[Stored entries]
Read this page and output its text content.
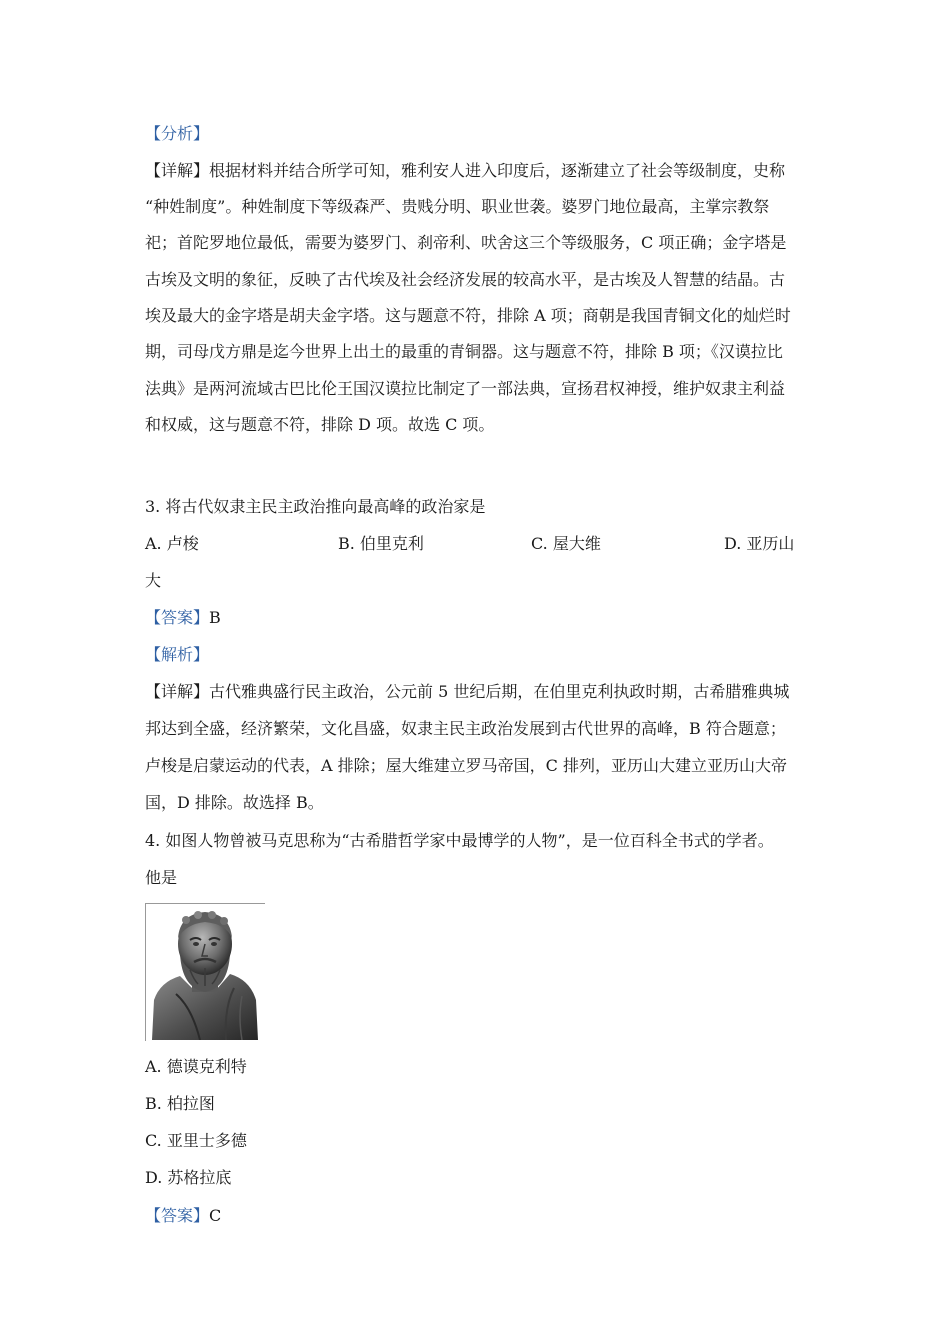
【分析】
【详解】根据材料并结合所学可知，雅利安人进入印度后，逐渐建立了社会等级制度，史称
“种姓制度”。种姓制度下等级森严、贵贱分明、职业世袭。婆罗门地位最高，主掌宗教祭
祀；首陀罗地位最低，需要为婆罗门、刹帝利、吠舍这三个等级服务，C 项正确；金字塔是
古埃及文明的象征，反映了古代埃及社会经济发展的较高水平，是古埃及人智慧的结晶。古
埃及最大的金字塔是胡夫金字塔。这与题意不符，排除 A 项；商朝是我国青铜文化的灿烂时
期，司母戊方鼎是迄今世界上出土的最重的青铜器。这与题意不符，排除 B 项；《汉谟拉比
法典》是两河流域古巴比伦王国汉谟拉比制定了一部法典，宣扬君权神授，维护奴隶主利益
和权威，这与题意不符，排除 D 项。故选 C 项。
3. 将古代奴隶主民主政治推向最高峰的政治家是
A. 卢梭	B. 伯里克利	C. 屋大维	D. 亚历山
大
【答案】B
【解析】
【详解】古代雅典盛行民主政治，公元前 5 世纪后期，在伯里克利执政时期，古希腊雅典城
邦达到全盛，经济繁荣，文化昌盛，奴隶主民主政治发展到古代世界的高峰，B 符合题意；
卢梭是启蒙运动的代表，A 排除；屋大维建立罗马帝国，C 排列，亚历山大建立亚历山大帝
国，D 排除。故选择 B。
4. 如图人物曾被马克思称为“古希腊哲学家中最博学的人物”，是一位百科全书式的学者。
他是
A. 德谟克利特
B. 柏拉图
C. 亚里士多德
D. 苏格拉底
【答案】C
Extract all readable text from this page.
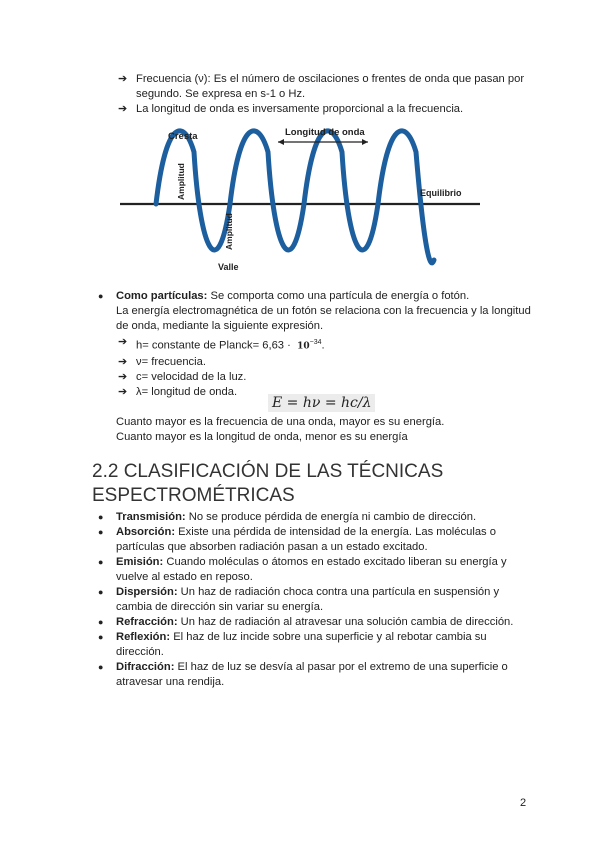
➔ Frecuencia (ν): Es el número de oscilaciones o frentes de onda que pasan por segundo. Se expresa en s-1 o Hz.
➔ La longitud de onda es inversamente proporcional a la frecuencia.
Cresta	Longitud de onda
Amplitud
Amplitud
Equilibrio
Valle
● Como partículas: Se comporta como una partícula de energía o fotón.

La energía electromagnética de un fotón se relaciona con la frecuencia y la longitud de onda, mediante la siguiente expresión.

➔ h= constante de Planck= $6,63 \cdot 10^{-34}$.
➔ ν= frecuencia.
➔ c= velocidad de la luz.
➔ λ= longitud de onda.
E = hν = hc/λ

Cuanto mayor es la frecuencia de una onda, mayor es su energía.

Cuanto mayor es la longitud de onda, menor es su energía

2.2 CLASIFICACIÓN DE LAS TÉCNICAS ESPECTROMÉTRICAS
● Transmisión: No se produce pérdida de energía ni cambio de dirección.
● Absorción: Existe una pérdida de intensidad de la energía. Las moléculas o partículas que absorben radiación pasan a un estado excitado.
● Emisión: Cuando moléculas o átomos en estado excitado liberan su energía y vuelve al estado en reposo.
● Dispersión: Un haz de radiación choca contra una partícula en suspensión y cambia de dirección sin variar su energía.
● Refracción: Un haz de radiación al atravesar una solución cambia de dirección.
● Reflexión: El haz de luz incide sobre una superficie y al rebotar cambia su dirección.
● Difracción: El haz de luz se desvía al pasar por el extremo de una superficie o atravesar una rendija.
2
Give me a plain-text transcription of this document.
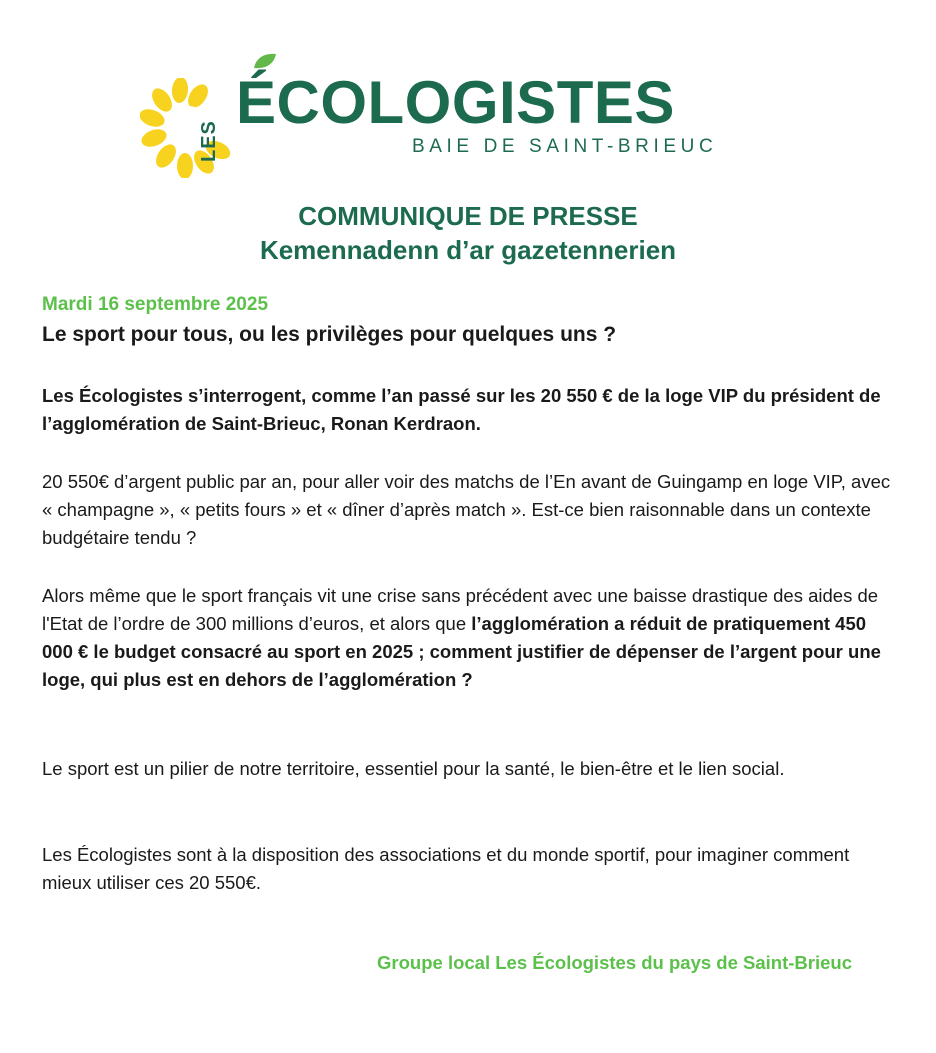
LES
ÉCOLOGISTES
BAIE DE SAINT-BRIEUC
COMMUNIQUE DE PRESSE
Kemennadenn d’ar gazetennerien
Mardi 16 septembre 2025
Le sport pour tous, ou les privilèges pour quelques uns ?

Les Écologistes s’interrogent, comme l’an passé sur les 20 550 € de la loge VIP du président de l’agglomération de Saint-Brieuc, Ronan Kerdraon.

20 550€ d’argent public par an, pour aller voir des matchs de l’En avant de Guingamp en loge VIP, avec « champagne », « petits fours » et « dîner d’après match ». Est-ce bien raisonnable dans un contexte budgétaire tendu ?

Alors même que le sport français vit une crise sans précédent avec une baisse drastique des aides de l'Etat de l’ordre de 300 millions d’euros, et alors que l’agglomération a réduit de pratiquement 450 000 € le budget consacré au sport en 2025 ; comment justifier de dépenser de l’argent pour une loge, qui plus est en dehors de l’agglomération ?

Le sport est un pilier de notre territoire, essentiel pour la santé, le bien-être et le lien social.

Les Écologistes sont à la disposition des associations et du monde sportif, pour imaginer comment mieux utiliser ces 20 550€.

Groupe local Les Écologistes du pays de Saint-Brieuc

• **Set task**
Read the entries above, then pull out the lines that include "page".

• **Completed exercise**
Read this page and output its text content.
Extract all readable text from this page.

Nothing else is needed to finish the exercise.